TASK OBJECTIVE: Find the lines holding the word "misericordia" and collect them.

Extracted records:
>>>>

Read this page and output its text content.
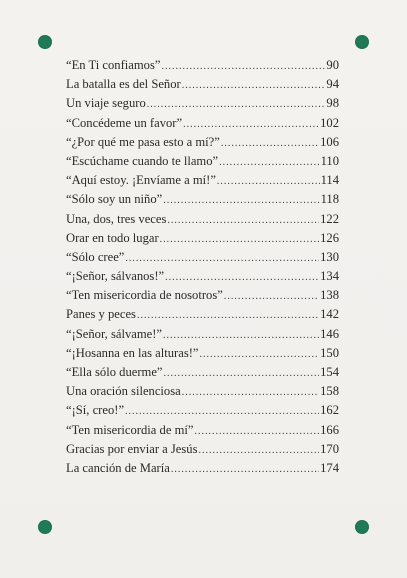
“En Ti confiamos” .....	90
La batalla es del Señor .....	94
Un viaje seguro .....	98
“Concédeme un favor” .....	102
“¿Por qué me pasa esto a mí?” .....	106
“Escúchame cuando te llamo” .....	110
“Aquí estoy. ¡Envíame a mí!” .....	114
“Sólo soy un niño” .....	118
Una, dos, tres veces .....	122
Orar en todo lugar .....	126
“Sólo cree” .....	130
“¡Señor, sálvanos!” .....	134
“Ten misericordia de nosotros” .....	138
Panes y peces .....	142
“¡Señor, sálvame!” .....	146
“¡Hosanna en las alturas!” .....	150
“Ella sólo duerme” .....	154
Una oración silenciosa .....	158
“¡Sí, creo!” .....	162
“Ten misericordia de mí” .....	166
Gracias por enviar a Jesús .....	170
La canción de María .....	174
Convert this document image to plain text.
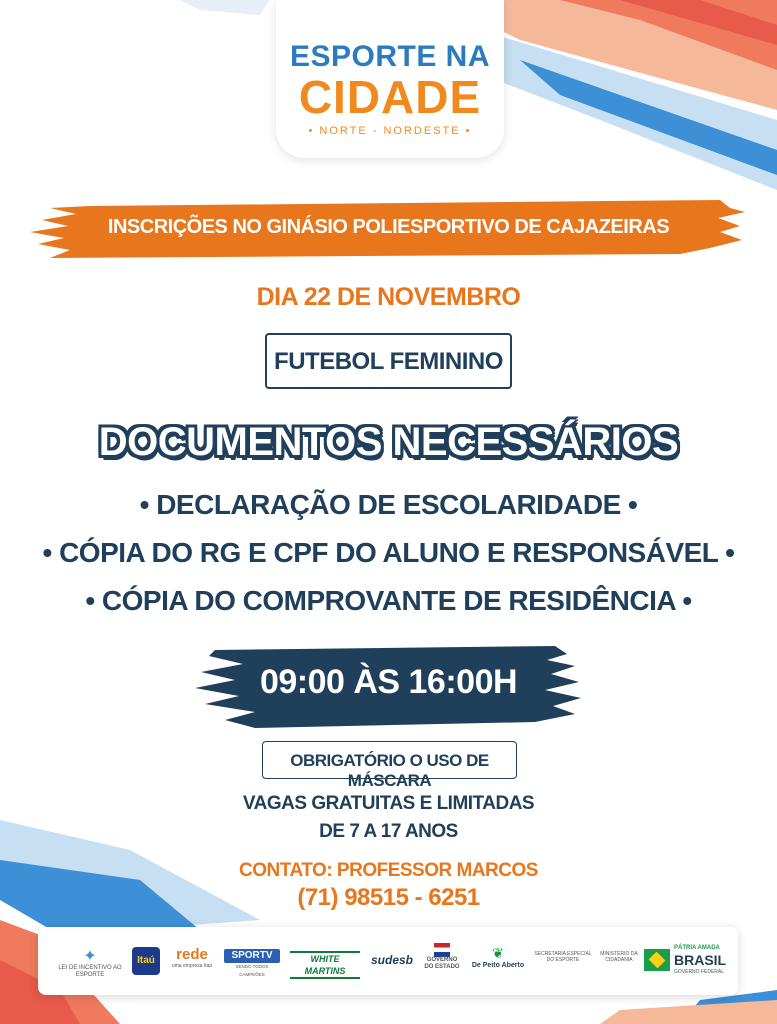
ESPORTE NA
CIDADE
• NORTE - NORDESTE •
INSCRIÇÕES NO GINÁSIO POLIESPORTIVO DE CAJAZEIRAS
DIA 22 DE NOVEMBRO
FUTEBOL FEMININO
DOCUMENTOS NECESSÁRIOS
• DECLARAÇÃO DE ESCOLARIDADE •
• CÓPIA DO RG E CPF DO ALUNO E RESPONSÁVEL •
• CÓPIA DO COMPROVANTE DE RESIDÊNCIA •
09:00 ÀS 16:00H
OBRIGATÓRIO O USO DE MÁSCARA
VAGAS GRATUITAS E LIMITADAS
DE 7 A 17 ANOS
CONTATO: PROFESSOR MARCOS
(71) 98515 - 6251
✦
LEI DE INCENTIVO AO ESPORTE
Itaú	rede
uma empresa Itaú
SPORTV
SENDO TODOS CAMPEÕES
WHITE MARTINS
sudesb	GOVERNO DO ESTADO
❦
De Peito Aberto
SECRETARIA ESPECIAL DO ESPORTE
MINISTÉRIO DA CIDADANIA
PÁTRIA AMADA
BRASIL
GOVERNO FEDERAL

<<<<
>>>>

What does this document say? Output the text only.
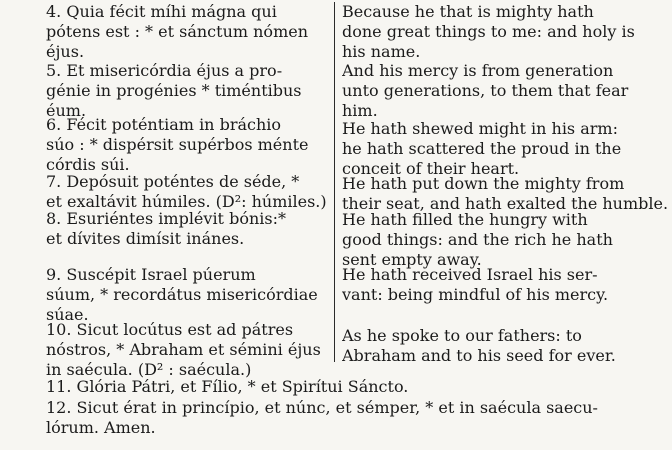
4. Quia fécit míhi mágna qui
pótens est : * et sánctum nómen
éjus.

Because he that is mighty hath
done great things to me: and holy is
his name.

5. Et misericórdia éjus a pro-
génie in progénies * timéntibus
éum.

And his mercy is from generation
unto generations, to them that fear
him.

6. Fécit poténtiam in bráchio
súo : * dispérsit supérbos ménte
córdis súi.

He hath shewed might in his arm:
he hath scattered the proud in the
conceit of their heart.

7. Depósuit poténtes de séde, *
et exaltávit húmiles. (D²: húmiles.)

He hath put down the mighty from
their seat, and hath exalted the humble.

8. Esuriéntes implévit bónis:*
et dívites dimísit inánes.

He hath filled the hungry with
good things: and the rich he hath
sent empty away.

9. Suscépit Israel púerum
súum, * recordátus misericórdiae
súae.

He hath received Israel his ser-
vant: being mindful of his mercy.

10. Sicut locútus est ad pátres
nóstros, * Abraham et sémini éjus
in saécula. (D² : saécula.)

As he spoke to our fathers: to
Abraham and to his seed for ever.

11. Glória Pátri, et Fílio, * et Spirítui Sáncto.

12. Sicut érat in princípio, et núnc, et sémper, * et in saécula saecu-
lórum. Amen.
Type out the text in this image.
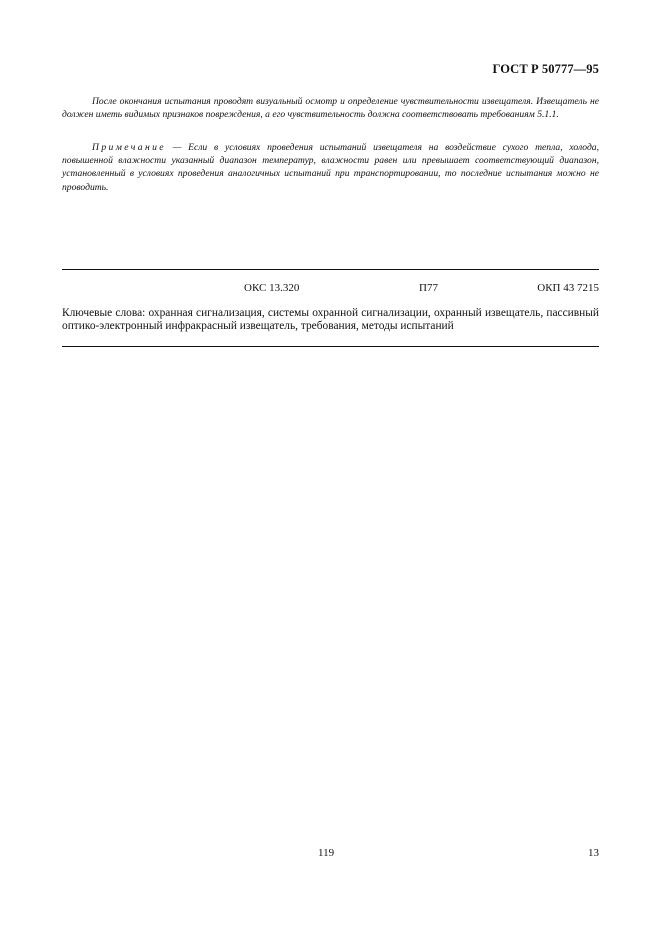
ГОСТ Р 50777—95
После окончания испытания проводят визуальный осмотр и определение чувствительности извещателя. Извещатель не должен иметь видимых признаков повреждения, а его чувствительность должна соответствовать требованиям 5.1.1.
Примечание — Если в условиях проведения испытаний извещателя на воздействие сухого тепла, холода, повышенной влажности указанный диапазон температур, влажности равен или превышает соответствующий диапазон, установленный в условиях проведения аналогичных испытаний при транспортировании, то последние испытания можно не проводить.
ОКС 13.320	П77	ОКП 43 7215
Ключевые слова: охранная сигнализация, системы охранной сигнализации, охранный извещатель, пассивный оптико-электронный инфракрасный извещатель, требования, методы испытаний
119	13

<<<<
>>>>

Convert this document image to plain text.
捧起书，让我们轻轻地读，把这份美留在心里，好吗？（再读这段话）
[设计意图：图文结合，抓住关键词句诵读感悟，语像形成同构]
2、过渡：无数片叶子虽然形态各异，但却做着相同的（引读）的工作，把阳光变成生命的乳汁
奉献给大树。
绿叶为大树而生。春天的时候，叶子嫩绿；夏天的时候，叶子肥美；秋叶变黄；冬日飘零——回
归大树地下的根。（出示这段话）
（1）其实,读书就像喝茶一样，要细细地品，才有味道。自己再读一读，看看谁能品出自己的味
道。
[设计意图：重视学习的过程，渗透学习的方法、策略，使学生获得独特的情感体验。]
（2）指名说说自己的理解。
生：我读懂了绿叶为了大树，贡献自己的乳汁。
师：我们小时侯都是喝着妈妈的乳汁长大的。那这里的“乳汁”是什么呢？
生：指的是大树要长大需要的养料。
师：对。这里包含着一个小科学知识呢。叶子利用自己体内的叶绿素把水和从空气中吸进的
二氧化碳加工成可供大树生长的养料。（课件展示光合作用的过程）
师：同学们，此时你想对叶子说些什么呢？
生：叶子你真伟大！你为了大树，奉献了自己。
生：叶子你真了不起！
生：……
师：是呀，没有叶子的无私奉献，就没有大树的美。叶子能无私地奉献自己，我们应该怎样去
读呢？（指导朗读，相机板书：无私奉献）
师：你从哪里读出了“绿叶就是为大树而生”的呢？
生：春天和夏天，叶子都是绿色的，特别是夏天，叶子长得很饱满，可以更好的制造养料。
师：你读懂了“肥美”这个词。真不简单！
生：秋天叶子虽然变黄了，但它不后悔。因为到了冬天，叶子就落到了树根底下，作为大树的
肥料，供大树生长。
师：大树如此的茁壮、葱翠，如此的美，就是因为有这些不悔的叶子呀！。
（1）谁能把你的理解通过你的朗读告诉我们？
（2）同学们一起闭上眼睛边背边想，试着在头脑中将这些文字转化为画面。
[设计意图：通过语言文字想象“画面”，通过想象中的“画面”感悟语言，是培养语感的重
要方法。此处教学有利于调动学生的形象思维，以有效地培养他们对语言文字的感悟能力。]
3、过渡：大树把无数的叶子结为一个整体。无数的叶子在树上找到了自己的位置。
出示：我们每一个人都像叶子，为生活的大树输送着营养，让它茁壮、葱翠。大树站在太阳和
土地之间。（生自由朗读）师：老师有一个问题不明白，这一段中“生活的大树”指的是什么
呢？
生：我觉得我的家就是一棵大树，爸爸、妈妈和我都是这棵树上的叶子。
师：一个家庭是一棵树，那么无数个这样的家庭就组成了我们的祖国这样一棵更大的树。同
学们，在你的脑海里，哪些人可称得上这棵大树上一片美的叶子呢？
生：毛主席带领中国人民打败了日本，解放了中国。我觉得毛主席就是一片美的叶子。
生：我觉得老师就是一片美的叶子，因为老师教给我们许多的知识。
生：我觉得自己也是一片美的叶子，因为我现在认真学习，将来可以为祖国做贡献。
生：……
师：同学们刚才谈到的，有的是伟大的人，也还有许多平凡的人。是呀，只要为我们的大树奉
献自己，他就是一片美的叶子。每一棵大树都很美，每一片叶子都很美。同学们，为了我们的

<<<<

ANSWER TO THE TASK:
“Ten misericordia de nosotros” .....	138
“Ten misericordia de mí” .....	166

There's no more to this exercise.